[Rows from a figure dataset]
"""

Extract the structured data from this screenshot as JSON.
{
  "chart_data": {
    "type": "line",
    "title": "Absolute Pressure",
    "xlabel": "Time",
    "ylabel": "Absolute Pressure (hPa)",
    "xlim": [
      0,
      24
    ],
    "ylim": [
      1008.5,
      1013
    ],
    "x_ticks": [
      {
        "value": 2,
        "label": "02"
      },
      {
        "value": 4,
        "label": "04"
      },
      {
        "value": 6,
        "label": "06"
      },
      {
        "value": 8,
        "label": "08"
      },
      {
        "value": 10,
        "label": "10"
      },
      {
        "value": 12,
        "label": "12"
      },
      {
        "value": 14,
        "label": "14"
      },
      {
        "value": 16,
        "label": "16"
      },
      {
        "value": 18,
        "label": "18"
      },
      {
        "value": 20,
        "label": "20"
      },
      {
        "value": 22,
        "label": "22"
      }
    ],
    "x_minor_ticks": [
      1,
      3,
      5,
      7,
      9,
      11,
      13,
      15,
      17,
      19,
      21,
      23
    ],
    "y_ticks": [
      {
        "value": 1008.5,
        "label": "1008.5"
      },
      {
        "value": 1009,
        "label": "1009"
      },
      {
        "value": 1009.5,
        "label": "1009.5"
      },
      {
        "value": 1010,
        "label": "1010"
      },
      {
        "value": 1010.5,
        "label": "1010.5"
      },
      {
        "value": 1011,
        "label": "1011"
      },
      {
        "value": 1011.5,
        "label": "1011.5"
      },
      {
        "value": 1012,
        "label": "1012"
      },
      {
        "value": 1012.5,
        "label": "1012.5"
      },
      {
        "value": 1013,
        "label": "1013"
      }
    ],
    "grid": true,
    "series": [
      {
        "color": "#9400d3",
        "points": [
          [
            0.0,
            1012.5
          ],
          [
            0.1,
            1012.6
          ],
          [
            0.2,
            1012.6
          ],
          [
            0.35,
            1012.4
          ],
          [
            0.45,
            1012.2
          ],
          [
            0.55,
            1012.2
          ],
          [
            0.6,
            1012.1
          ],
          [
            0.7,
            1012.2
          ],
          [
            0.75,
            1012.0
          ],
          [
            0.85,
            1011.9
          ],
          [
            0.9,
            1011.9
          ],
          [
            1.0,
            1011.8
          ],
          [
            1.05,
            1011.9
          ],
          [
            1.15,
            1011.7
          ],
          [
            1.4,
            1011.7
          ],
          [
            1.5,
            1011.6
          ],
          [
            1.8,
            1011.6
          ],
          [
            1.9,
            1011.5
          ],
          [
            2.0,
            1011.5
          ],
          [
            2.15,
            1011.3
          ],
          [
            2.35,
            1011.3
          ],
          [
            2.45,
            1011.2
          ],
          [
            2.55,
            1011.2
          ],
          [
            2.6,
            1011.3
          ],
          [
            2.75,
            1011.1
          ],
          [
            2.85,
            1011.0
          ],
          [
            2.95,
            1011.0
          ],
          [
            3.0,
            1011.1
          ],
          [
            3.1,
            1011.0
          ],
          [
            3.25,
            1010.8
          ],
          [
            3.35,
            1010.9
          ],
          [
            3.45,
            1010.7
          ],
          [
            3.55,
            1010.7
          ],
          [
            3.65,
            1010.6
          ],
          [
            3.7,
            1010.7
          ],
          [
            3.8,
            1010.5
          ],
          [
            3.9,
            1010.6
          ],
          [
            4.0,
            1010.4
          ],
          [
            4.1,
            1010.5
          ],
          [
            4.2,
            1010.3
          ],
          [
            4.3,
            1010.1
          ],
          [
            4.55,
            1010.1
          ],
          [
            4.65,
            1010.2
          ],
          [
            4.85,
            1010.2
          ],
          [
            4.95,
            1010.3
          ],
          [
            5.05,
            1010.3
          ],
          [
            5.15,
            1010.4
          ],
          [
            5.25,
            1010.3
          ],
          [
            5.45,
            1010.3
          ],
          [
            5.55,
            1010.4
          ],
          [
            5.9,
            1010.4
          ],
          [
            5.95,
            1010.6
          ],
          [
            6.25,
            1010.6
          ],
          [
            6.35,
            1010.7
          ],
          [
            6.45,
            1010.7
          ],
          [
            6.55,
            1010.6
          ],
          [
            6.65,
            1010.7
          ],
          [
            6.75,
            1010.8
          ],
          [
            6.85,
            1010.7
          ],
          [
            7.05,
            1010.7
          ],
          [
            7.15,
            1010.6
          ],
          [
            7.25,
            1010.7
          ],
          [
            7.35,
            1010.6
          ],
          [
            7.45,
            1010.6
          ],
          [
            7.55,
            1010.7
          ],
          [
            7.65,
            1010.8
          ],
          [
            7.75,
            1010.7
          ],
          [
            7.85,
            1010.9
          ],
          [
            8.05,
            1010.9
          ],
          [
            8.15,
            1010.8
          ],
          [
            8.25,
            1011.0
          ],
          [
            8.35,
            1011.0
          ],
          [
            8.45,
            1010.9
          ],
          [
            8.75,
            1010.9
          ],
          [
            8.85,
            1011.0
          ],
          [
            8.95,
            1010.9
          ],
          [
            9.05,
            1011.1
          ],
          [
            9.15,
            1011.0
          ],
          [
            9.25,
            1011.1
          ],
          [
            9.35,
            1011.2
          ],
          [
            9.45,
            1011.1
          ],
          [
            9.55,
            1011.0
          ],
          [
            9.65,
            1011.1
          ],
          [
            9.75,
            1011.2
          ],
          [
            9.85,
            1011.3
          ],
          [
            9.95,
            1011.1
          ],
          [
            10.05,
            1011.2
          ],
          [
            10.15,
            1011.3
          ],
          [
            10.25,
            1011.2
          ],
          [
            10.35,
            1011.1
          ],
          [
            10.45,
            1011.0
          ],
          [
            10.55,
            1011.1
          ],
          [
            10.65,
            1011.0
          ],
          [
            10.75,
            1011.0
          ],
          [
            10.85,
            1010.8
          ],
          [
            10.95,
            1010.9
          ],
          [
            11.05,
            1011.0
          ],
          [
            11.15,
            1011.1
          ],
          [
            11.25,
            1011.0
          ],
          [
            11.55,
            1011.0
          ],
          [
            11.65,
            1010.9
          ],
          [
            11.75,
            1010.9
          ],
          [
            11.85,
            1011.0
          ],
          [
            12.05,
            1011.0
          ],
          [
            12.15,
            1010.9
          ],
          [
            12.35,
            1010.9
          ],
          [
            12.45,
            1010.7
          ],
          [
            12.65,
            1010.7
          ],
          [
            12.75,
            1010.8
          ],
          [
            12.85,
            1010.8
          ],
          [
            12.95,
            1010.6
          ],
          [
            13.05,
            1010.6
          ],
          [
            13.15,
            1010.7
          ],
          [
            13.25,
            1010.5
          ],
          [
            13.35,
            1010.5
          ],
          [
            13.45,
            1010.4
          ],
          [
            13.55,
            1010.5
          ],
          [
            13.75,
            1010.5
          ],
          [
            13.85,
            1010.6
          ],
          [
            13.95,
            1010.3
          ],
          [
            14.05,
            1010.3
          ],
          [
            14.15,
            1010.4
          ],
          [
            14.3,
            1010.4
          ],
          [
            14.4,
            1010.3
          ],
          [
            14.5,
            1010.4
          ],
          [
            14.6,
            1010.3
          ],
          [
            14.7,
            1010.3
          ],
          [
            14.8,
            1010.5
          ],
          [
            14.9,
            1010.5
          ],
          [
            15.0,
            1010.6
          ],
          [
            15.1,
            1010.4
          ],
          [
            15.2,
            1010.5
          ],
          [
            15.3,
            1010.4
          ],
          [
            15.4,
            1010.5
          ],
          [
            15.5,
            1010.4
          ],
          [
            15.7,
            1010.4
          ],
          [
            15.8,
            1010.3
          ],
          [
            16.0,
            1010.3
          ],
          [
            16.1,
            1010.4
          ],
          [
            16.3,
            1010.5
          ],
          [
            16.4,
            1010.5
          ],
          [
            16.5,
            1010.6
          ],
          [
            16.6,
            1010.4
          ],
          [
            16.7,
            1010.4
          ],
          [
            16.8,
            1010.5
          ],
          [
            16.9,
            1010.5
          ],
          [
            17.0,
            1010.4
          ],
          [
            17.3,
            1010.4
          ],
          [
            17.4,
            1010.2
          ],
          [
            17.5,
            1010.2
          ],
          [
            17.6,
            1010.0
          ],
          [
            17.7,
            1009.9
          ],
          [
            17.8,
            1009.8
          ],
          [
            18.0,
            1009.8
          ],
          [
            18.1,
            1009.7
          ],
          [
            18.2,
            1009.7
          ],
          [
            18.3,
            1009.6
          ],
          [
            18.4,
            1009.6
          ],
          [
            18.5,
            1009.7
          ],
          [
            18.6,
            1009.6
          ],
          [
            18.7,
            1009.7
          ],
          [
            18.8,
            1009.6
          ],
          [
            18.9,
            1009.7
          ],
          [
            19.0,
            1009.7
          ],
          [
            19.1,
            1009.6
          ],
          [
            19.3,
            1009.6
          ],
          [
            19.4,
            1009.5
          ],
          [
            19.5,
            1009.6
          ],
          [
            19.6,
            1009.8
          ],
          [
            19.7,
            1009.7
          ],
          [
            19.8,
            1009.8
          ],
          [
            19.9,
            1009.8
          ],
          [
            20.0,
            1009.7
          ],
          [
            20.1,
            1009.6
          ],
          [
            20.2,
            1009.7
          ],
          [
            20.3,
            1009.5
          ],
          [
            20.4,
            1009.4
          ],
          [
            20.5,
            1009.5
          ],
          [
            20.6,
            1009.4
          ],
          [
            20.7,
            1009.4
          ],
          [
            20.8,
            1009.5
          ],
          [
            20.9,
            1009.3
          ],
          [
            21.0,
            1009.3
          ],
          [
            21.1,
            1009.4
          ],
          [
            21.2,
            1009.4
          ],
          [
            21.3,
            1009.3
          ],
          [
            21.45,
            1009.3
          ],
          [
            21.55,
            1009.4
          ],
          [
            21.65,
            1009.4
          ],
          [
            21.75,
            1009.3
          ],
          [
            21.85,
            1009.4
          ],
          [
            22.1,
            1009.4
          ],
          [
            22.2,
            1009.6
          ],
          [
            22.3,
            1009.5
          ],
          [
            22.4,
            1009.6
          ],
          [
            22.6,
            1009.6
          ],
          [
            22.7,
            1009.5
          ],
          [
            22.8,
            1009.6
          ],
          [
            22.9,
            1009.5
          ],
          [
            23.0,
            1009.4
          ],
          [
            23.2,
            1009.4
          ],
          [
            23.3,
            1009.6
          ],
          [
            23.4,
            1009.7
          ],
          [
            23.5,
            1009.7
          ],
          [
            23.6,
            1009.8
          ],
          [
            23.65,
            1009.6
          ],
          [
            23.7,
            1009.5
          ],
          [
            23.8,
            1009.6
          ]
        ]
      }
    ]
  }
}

"""

Objective ->
The word "Absolute" appears in how many lines of the data? Answer with only the number.

Exercise response ->
2